▸ **Data shown**
[start]
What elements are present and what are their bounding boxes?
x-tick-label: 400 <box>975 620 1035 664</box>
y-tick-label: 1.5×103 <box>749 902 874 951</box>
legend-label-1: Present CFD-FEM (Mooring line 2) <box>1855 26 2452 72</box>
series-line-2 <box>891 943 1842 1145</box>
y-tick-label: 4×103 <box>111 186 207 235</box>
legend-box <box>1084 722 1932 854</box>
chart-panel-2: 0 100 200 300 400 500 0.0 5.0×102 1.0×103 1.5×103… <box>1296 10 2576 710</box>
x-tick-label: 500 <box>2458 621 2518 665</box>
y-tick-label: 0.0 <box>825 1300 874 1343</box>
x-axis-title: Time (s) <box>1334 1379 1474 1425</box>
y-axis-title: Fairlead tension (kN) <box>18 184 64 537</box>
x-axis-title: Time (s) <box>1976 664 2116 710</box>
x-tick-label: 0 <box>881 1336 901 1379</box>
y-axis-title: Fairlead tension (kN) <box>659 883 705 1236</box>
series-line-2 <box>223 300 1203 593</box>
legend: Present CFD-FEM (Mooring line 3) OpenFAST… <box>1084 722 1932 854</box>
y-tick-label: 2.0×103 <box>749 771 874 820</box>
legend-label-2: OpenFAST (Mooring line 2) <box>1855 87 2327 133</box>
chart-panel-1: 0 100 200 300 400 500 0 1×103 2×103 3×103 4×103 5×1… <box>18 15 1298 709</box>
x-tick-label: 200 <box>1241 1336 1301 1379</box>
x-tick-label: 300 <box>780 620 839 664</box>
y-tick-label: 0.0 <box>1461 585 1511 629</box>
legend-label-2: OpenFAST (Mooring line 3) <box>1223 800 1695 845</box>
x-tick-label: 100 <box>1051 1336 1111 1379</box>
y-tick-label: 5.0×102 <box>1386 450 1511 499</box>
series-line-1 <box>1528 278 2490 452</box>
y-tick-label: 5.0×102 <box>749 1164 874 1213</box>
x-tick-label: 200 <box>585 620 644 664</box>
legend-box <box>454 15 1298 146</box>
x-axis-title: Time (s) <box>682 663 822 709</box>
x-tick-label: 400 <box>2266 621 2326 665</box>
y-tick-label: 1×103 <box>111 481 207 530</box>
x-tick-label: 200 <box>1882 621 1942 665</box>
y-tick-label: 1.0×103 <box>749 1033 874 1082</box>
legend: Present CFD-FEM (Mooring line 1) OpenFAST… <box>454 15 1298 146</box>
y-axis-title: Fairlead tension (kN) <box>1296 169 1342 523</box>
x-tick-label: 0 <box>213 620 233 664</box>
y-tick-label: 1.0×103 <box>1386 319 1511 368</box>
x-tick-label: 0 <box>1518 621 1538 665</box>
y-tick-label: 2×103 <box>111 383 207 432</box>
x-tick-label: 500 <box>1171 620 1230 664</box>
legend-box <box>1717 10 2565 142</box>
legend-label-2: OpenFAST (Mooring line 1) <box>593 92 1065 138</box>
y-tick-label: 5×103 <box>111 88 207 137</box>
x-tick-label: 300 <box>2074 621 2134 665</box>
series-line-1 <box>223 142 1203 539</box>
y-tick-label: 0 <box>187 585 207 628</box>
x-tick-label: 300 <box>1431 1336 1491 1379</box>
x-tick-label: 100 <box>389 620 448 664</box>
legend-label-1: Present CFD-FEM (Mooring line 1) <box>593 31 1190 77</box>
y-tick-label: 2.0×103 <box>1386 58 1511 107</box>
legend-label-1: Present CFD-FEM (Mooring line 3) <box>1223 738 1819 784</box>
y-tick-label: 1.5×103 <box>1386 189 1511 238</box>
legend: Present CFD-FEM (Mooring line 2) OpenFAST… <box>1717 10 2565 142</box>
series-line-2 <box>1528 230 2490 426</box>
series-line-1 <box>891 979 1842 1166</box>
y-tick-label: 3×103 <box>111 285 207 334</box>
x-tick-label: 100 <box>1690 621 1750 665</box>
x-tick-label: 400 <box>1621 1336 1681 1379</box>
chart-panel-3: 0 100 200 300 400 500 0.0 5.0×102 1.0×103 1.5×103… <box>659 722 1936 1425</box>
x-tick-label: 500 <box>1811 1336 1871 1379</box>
[end]
▸ **Exercise requirements**
Convert every row above into a JSON list of strings, with one string per line and blank lines omitted.

▸ **Complete answer**
[
  "What elements are present and what are their bounding boxes?",
  "x-tick-label: 400 <box>975 620 1035 664</box>",
  "y-tick-label: 1.5×103 <box>749 902 874 951</box>",
  "legend-label-1: Present CFD-FEM (Mooring line 2) <box>1855 26 2452 72</box>",
  "series-line-2 <box>891 943 1842 1145</box>",
  "y-tick-label: 4×103 <box>111 186 207 235</box>",
  "legend-box <box>1084 722 1932 854</box>",
  "chart-panel-2: 0 100 200 300 400 500 0.0 5.0×102 1.0×103 1.5×103… <box>1296 10 2576 710</box>",
  "x-tick-label: 500 <box>2458 621 2518 665</box>",
  "y-tick-label: 0.0 <box>825 1300 874 1343</box>",
  "x-axis-title: Time (s) <box>1334 1379 1474 1425</box>",
  "y-axis-title: Fairlead tension (kN) <box>18 184 64 537</box>",
  "x-axis-title: Time (s) <box>1976 664 2116 710</box>",
  "x-tick-label: 0 <box>881 1336 901 1379</box>",
  "y-axis-title: Fairlead tension (kN) <box>659 883 705 1236</box>",
  "series-line-2 <box>223 300 1203 593</box>",
  "legend: Present CFD-FEM (Mooring line 3) OpenFAST… <box>1084 722 1932 854</box>",
  "y-tick-label: 2.0×103 <box>749 771 874 820</box>",
  "legend-label-2: OpenFAST (Mooring line 2) <box>1855 87 2327 133</box>",
  "chart-panel-1: 0 100 200 300 400 500 0 1×103 2×103 3×103 4×103 5×1… <box>18 15 1298 709</box>",
  "x-tick-label: 200 <box>1241 1336 1301 1379</box>",
  "x-tick-label: 300 <box>780 620 839 664</box>",
  "y-tick-label: 0.0 <box>1461 585 1511 629</box>",
  "legend-label-2: OpenFAST (Mooring line 3) <box>1223 800 1695 845</box>",
  "x-tick-label: 100 <box>1051 1336 1111 1379</box>",
  "y-tick-label: 5.0×102 <box>1386 450 1511 499</box>",
  "series-line-1 <box>1528 278 2490 452</box>",
  "y-tick-label: 5.0×102 <box>749 1164 874 1213</box>",
  "x-tick-label: 200 <box>585 620 644 664</box>",
  "legend-box <box>454 15 1298 146</box>",
  "x-axis-title: Time (s) <box>682 663 822 709</box>",
  "x-tick-label: 400 <box>2266 621 2326 665</box>",
  "y-tick-label: 1×103 <box>111 481 207 530</box>",
  "x-tick-label: 200 <box>1882 621 1942 665</box>",
  "y-tick-label: 1.0×103 <box>749 1033 874 1082</box>",
  "legend: Present CFD-FEM (Mooring line 1) OpenFAST… <box>454 15 1298 146</box>",
  "y-axis-title: Fairlead tension (kN) <box>1296 169 1342 523</box>",
  "x-tick-label: 0 <box>213 620 233 664</box>",
  "y-tick-label: 1.0×103 <box>1386 319 1511 368</box>",
  "x-tick-label: 0 <box>1518 621 1538 665</box>",
  "y-tick-label: 2×103 <box>111 383 207 432</box>",
  "x-tick-label: 500 <box>1171 620 1230 664</box>",
  "legend-box <box>1717 10 2565 142</box>",
  "legend-label-2: OpenFAST (Mooring line 1) <box>593 92 1065 138</box>",
  "y-tick-label: 5×103 <box>111 88 207 137</box>",
  "x-tick-label: 300 <box>2074 621 2134 665</box>",
  "series-line-1 <box>223 142 1203 539</box>",
  "y-tick-label: 0 <box>187 585 207 628</box>",
  "x-tick-label: 300 <box>1431 1336 1491 1379</box>",
  "x-tick-label: 100 <box>389 620 448 664</box>",
  "legend-label-1: Present CFD-FEM (Mooring line 1) <box>593 31 1190 77</box>",
  "y-tick-label: 2.0×103 <box>1386 58 1511 107</box>",
  "legend-label-1: Present CFD-FEM (Mooring line 3) <box>1223 738 1819 784</box>",
  "y-tick-label: 1.5×103 <box>1386 189 1511 238</box>",
  "legend: Present CFD-FEM (Mooring line 2) OpenFAST… <box>1717 10 2565 142</box>",
  "series-line-2 <box>1528 230 2490 426</box>",
  "series-line-1 <box>891 979 1842 1166</box>",
  "y-tick-label: 3×103 <box>111 285 207 334</box>",
  "x-tick-label: 100 <box>1690 621 1750 665</box>",
  "x-tick-label: 400 <box>1621 1336 1681 1379</box>",
  "chart-panel-3: 0 100 200 300 400 500 0.0 5.0×102 1.0×103 1.5×103… <box>659 722 1936 1425</box>",
  "x-tick-label: 500 <box>1811 1336 1871 1379</box>"
]